**DESCRIPTION OF THE TASK:**
Extract all lines from the data beneath that include the word "cause".

# Start of SUPPLIED MATERIAL

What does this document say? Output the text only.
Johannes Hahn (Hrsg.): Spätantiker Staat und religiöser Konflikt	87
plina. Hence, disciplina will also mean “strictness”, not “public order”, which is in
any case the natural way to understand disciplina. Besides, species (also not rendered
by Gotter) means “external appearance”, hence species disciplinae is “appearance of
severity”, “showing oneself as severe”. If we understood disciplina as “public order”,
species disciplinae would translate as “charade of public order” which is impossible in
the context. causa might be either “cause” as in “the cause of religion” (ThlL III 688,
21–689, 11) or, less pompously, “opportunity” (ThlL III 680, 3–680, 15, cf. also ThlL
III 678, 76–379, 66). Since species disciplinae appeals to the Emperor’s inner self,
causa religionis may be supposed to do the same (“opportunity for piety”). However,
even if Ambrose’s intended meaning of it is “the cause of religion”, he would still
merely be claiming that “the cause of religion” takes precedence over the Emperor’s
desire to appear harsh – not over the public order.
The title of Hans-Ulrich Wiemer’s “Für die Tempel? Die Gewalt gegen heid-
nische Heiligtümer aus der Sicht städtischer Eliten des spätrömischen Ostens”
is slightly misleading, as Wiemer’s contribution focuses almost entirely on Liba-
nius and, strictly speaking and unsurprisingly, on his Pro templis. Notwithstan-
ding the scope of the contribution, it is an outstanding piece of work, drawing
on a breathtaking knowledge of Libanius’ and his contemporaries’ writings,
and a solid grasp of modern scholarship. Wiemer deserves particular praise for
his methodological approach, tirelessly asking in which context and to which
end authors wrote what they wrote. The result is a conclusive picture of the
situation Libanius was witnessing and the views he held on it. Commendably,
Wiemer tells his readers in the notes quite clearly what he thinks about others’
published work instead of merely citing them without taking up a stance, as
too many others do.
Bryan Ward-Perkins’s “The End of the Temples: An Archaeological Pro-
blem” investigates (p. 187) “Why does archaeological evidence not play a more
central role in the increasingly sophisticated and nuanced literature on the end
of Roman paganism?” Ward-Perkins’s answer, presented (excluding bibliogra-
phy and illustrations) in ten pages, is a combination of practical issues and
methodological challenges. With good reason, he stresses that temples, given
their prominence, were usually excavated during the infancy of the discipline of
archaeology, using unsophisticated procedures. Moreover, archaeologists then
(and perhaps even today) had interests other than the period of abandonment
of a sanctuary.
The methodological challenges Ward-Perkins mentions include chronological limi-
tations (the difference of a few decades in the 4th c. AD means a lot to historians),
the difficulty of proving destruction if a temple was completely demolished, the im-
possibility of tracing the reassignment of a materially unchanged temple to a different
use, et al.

# End of SUPPLIED MATERIAL

**CORRECT RESULT:**
the context. causa might be either “cause” as in “the cause of religion” (ThlL III 688,
even if Ambrose’s intended meaning of it is “the cause of religion”, he would still
merely be claiming that “the cause of religion” takes precedence over the Emperor’s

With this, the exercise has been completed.